• _RECORD EXTRACTS_
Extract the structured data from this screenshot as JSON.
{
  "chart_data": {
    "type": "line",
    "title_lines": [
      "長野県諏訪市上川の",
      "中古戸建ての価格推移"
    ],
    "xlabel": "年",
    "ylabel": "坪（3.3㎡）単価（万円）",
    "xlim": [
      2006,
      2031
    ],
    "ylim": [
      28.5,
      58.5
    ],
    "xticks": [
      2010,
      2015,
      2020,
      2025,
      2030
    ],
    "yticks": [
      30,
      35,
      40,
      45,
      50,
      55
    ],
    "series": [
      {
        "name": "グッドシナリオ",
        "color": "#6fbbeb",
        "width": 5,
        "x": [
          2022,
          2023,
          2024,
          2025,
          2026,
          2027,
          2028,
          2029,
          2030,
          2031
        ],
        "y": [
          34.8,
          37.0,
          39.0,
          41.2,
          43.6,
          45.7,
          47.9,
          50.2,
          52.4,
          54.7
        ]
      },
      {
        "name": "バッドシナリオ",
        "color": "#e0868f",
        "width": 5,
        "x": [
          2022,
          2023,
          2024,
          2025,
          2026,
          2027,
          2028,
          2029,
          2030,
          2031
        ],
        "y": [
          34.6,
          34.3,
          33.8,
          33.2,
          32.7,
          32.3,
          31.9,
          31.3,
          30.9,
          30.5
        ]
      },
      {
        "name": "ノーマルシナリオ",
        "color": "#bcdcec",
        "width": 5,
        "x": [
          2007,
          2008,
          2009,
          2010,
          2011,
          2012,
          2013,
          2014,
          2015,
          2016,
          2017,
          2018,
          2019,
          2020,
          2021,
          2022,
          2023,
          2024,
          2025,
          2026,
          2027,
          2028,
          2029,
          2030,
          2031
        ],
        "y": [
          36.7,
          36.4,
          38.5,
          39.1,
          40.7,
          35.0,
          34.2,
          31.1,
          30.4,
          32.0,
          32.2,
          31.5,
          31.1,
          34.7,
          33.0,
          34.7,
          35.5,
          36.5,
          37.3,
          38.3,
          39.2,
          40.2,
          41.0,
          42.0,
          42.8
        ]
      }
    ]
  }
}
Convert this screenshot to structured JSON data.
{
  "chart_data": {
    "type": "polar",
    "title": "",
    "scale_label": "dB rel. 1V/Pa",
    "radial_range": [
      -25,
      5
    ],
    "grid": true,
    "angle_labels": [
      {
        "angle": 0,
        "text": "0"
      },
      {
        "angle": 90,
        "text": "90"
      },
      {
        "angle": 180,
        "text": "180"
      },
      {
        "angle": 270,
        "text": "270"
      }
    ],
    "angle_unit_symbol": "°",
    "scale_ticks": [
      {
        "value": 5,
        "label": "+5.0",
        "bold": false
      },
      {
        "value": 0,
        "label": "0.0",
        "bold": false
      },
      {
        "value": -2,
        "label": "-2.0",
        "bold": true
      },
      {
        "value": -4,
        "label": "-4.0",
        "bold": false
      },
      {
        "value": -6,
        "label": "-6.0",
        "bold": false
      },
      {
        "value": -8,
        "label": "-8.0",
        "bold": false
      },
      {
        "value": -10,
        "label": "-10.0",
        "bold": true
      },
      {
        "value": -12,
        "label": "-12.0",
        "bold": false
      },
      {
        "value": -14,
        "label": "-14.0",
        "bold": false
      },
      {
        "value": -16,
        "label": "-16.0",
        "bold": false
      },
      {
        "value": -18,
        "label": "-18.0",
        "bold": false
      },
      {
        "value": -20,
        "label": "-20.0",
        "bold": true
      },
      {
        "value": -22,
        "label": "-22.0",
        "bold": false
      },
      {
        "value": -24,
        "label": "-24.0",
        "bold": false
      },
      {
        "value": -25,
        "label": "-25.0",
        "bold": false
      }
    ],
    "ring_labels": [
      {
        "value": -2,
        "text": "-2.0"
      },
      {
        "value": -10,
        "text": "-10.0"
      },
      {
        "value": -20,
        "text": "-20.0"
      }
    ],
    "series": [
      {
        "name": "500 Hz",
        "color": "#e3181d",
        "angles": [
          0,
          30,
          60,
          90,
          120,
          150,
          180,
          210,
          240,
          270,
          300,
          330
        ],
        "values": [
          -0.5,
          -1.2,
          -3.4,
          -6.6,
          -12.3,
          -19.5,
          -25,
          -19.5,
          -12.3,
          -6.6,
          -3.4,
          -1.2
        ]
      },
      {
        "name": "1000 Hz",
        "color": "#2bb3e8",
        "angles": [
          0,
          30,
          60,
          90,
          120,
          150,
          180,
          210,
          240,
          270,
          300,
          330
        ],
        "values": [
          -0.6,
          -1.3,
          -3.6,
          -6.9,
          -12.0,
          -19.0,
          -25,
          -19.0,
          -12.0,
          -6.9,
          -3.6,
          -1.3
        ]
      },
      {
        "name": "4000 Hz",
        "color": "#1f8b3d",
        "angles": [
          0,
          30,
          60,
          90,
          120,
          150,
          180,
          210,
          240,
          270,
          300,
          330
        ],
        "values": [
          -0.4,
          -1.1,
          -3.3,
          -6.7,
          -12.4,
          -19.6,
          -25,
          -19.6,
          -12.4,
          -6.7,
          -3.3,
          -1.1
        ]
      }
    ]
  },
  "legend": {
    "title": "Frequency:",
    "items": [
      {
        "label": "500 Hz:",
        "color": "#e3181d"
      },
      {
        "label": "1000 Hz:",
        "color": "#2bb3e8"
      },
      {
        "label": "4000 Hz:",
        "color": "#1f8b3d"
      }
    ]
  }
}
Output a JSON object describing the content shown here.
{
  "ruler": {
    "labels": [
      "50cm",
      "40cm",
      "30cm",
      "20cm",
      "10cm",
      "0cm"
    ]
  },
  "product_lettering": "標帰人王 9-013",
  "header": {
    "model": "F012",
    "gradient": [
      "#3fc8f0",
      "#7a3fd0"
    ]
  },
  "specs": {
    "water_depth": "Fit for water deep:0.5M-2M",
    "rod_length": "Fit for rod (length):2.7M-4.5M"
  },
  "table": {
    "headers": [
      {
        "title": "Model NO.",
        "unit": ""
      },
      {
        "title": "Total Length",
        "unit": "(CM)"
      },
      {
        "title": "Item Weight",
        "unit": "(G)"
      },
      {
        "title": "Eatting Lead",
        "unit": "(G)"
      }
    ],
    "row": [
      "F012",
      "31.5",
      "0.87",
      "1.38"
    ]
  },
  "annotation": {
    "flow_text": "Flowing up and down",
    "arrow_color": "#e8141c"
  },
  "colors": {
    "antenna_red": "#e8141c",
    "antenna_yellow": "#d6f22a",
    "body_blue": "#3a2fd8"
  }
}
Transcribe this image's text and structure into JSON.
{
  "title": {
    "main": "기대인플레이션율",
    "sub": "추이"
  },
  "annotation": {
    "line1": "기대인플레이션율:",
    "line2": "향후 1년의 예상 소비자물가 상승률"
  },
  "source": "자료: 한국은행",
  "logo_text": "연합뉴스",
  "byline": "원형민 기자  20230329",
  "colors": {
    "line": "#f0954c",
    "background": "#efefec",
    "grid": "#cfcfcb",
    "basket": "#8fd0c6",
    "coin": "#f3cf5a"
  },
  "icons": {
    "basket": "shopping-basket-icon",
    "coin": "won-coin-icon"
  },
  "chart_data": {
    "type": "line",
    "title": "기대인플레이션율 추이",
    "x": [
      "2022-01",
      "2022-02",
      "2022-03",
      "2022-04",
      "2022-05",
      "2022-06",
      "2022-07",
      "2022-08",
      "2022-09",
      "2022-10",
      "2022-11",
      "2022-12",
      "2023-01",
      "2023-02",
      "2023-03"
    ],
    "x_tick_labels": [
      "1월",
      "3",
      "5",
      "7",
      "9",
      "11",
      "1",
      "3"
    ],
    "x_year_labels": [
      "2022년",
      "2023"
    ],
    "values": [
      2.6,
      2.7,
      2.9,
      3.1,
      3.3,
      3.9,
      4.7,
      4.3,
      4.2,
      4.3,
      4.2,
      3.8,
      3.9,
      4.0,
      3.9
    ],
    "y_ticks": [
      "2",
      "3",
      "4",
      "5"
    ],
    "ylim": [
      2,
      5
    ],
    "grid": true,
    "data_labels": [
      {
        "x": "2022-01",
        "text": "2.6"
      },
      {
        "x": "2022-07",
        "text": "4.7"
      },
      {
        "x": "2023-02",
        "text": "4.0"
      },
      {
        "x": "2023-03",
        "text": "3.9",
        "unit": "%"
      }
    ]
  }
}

• _TASK OBJECTIVE_
Collect the lines that hold "name".

• _WRITTEN ANSWER_
        "name": "グッドシナリオ",
        "name": "バッドシナリオ",
        "name": "ノーマルシナリオ",
        "name": "500 Hz",
        "name": "1000 Hz",
        "name": "4000 Hz",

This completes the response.